== TEXT UNDER STUDY ==

Reference

Custom obfs-https front site

Serve your own website (or mirror a public one) on the reality / obfs-https port — the config, and what a browser sees.

When you enable the REALITY / obfs-https transport, the node opens a TLS port that behaves as a gateway. Real MeshHold peers — whose TLS handshake carries an auth marker — get the encrypted mesh. Every other visitor (a browser, a port scanner, an ISP probe) is transparently forwarded to whatever dest points at.

So dest is the front site the outside world sees on that port. You can point it at any real HTTPS server: an existing public site, or your own. This page covers serving your own site; enabling the transport in the first place is in The Private Mesh VPN.

Serve your own site

1. Run an HTTPS server for the site

Run it on a local port the node can reach — e.g. 127.0.0.1:4443. It must terminate TLS with a certificate valid for your domain. MeshHold does a raw TCP relay and does not terminate TLS, so the certificate and private key live on this server, never in MeshHold.

===
== RECORD SET ==

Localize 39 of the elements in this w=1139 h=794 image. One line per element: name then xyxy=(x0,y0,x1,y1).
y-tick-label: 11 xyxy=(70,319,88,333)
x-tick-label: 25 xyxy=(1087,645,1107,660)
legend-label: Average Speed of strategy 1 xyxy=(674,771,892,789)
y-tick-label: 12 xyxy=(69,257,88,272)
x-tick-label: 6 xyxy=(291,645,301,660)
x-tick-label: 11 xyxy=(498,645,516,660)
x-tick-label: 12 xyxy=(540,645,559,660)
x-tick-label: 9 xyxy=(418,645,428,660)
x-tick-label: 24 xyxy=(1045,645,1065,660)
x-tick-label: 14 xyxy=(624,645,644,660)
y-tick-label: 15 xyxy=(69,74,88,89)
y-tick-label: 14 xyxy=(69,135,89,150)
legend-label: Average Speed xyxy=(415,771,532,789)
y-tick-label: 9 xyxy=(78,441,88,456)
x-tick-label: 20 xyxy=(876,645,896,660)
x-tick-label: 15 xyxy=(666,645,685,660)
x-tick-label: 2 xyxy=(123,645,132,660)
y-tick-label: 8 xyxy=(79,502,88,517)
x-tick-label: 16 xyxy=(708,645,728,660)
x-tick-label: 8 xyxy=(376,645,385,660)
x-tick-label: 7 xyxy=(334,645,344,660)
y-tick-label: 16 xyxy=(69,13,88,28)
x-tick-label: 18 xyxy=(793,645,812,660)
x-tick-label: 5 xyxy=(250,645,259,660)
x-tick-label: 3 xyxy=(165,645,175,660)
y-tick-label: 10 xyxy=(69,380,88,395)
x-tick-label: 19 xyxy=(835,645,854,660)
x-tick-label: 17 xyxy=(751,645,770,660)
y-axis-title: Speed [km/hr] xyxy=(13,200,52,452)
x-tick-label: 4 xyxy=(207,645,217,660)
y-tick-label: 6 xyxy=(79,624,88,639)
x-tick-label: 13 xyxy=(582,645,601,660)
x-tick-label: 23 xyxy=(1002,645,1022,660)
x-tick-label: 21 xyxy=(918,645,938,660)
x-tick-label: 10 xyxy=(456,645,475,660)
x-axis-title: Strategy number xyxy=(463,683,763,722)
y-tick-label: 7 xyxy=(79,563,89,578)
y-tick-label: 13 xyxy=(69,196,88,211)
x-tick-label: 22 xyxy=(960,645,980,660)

===

## TASK 1
Answer these from the front-site guide:
(a) What does the TLS handshake of a real MeshHold peer carry?
(b) What local address and port does the guide give as an example for the HTTPS server?
(c) Where do the certificate and private key live?
## TASK 2
Carry on the front-site guide from its last sentence, in the same style.
The records were taken from a different source.

## EXERCISE OUTPUT 1
(a) An auth marker.
(b) 127.0.0.1:4443.
(c) On the HTTPS server that runs the site, never in MeshHold.

## EXERCISE OUTPUT 2
Any server that speaks TLS 1.3 works. Caddy is the least effort because it obtains a Let's Encrypt certificate on its own:

# Caddyfile
yourdomain.com:4443 {
    root * /var/www/yoursite
    file_server
}

nginx, a Go http.ServeTLS, or anything else works too, as long as it presents a CA-trusted certificate for yourdomain.com.

2. Point dest at it

node:
  obfs:
    reality:
      enabled: true
      port: 443              # public HTTPS port visitors hit
      dest: "127.0.0.1:4443" # your front server
    order: ["plain", "reality", "ssh"]

Restart the node after editing config.yaml.

3. Point your domain at the node

Add a DNS A / AAAA record for yourdomain.com to the node's public IP, so browsers reach it by name and the certificate matches.

4. Verify

# dest reachable + TLS-1.3 / X25519 / ALPN compatible
meshhold check-reality-dest 127.0.0.1:4443

# the full path, exactly as a browser would take it
curl -I --resolve yourdomain.com:443:<node-public-ip> https://yourdomain.com/

The curl line should return HTTP/… 200 with no certificate error. Then open https://yourdomain.com/ in a browser — your site loads with a valid padlock.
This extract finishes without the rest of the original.